Saved entries:
########################################

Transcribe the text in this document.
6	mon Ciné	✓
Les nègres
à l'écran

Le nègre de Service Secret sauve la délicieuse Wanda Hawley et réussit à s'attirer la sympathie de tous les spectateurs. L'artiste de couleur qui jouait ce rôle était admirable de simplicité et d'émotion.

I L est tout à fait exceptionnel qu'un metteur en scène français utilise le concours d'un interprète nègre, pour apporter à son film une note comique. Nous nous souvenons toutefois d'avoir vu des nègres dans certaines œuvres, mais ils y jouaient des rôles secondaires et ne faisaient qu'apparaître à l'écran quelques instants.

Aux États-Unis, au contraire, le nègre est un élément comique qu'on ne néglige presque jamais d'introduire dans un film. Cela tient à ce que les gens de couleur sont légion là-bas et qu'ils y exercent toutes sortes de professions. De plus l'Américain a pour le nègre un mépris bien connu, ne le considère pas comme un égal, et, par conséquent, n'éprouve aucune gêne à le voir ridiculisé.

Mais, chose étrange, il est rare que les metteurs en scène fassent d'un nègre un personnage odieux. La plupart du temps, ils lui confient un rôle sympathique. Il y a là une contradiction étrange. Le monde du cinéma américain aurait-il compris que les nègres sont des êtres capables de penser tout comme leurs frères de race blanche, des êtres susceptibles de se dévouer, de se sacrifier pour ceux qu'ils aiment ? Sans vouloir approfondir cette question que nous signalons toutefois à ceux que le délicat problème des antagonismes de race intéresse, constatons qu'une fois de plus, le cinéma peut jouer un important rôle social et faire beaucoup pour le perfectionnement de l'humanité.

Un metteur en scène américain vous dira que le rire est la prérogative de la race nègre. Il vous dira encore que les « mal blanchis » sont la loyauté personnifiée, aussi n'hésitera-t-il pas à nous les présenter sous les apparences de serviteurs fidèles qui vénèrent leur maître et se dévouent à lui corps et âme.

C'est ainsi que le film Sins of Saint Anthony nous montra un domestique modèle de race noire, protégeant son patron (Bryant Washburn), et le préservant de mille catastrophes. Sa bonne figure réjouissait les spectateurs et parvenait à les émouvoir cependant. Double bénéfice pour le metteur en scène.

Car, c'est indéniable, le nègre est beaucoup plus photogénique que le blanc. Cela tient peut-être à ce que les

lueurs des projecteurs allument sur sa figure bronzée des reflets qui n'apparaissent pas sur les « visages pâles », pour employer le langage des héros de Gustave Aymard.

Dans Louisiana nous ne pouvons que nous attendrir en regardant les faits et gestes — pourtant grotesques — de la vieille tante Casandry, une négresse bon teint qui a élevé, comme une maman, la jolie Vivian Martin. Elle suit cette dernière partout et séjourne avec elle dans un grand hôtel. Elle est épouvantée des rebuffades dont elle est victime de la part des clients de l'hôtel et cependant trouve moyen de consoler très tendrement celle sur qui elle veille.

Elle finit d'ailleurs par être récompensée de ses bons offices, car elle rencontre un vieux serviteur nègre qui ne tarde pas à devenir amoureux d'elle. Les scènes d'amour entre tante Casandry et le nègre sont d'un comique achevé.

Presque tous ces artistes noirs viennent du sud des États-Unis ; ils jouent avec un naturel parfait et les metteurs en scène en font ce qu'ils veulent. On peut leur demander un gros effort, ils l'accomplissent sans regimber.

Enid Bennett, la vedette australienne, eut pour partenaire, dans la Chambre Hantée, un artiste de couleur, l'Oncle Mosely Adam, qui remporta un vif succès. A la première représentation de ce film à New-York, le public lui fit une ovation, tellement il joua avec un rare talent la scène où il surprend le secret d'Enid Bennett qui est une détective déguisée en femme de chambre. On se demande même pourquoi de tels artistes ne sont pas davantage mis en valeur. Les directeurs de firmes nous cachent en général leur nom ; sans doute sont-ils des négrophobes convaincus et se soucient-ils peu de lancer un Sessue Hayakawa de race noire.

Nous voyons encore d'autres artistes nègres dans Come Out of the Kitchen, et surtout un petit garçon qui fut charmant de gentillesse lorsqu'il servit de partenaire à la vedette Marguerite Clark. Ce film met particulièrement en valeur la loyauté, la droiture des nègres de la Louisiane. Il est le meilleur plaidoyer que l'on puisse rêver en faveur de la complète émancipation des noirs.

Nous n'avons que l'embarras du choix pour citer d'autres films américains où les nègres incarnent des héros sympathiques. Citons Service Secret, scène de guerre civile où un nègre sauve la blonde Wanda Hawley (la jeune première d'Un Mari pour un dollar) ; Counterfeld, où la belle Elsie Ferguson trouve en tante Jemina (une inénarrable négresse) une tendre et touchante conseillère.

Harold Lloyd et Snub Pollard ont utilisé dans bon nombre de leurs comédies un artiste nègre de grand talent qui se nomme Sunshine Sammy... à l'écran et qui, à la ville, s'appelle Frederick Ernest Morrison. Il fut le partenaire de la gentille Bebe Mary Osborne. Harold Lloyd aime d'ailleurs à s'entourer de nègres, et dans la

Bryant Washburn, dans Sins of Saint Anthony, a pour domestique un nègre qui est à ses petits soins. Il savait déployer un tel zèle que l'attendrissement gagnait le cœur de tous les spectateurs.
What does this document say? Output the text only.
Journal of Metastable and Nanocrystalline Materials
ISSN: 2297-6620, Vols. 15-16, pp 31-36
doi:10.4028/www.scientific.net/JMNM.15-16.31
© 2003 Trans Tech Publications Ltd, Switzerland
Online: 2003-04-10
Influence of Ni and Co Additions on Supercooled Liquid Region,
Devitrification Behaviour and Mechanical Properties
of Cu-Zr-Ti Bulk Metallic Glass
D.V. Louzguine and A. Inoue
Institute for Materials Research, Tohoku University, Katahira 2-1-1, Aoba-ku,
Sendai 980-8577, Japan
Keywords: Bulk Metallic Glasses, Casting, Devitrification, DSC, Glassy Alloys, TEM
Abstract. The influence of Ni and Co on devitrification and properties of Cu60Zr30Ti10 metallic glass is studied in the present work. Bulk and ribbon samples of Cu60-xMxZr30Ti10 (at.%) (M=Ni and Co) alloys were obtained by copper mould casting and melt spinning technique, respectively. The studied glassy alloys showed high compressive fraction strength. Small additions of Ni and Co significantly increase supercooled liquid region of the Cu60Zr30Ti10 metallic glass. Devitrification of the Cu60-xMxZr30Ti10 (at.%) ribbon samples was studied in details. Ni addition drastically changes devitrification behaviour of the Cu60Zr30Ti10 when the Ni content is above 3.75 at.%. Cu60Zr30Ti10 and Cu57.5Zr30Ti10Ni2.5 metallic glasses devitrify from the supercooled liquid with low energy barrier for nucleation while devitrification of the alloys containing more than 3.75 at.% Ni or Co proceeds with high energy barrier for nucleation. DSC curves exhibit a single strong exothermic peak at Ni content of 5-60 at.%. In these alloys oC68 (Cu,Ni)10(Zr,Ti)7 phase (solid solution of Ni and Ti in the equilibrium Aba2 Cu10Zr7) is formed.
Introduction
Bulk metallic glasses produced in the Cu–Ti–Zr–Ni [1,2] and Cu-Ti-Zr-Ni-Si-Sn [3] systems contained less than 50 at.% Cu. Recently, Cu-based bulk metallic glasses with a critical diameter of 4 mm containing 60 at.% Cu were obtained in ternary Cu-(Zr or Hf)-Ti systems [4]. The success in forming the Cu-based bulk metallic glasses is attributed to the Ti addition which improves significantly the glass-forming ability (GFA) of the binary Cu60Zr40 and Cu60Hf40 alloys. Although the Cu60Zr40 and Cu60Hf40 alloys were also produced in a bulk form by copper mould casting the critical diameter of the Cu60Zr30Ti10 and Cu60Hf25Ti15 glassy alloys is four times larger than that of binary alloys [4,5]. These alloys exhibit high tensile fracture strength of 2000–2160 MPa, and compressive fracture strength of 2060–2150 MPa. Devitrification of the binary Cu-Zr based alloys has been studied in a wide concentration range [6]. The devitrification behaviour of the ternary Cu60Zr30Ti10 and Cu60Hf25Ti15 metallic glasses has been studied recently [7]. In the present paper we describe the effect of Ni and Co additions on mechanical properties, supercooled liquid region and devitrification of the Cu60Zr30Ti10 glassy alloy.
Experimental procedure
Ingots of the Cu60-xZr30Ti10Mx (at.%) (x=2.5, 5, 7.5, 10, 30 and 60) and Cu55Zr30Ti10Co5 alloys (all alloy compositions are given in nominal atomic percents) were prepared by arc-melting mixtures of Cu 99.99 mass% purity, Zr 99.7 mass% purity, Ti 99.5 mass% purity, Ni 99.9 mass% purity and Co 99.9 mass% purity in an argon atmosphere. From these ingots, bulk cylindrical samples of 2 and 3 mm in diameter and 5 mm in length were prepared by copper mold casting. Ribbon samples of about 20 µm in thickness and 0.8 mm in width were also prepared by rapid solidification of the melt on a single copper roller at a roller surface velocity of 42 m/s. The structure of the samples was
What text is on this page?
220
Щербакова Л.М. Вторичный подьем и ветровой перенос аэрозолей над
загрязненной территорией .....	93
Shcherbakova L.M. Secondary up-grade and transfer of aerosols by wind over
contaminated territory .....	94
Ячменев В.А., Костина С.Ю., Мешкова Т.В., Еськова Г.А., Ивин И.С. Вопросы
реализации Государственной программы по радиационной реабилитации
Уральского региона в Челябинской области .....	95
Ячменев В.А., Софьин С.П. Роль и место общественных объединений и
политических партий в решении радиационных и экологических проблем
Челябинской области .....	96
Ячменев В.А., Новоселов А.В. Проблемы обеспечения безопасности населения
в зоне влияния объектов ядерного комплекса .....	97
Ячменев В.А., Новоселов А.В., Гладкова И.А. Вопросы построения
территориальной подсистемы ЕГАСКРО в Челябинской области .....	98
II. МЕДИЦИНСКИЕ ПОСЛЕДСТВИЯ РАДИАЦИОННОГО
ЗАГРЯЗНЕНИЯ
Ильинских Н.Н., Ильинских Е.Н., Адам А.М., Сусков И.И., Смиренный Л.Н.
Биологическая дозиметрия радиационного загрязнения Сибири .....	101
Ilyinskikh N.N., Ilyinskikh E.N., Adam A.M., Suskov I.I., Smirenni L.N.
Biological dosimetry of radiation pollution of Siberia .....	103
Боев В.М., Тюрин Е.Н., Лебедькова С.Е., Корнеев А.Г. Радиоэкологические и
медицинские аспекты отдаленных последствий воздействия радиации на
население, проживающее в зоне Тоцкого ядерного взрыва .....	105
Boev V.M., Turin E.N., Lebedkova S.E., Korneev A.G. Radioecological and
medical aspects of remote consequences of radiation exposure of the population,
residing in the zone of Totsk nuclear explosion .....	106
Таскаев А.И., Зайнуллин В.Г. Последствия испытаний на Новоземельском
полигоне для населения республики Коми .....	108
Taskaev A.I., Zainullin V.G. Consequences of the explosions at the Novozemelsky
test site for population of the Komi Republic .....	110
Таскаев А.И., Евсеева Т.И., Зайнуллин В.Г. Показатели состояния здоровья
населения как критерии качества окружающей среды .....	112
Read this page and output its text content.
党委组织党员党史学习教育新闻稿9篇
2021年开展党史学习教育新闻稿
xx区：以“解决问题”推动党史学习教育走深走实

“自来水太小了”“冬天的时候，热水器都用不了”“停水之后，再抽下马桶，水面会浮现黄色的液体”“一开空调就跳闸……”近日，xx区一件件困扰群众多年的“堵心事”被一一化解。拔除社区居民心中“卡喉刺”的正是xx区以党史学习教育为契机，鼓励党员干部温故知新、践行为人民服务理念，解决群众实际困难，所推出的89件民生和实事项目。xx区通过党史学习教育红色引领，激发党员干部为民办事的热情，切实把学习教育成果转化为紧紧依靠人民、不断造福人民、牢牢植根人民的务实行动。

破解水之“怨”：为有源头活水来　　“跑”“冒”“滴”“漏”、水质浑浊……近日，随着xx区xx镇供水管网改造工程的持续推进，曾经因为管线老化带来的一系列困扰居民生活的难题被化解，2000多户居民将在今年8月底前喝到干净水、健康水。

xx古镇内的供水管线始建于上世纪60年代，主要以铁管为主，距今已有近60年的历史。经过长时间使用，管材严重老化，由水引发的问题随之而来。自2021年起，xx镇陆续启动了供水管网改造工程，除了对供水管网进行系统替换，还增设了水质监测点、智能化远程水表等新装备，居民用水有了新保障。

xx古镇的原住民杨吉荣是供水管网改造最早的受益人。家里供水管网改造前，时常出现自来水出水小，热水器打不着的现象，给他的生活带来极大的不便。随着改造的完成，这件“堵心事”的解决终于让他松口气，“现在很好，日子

########################################

WHAT IS REQUIRED:
Where a line holds the string "Новоселов", copy that line.

TASK OUTPUT:
Ячменев В.А., Новоселов А.В. Проблемы обеспечения безопасности населения
Ячменев В.А., Новоселов А.В., Гладкова И.А. Вопросы построения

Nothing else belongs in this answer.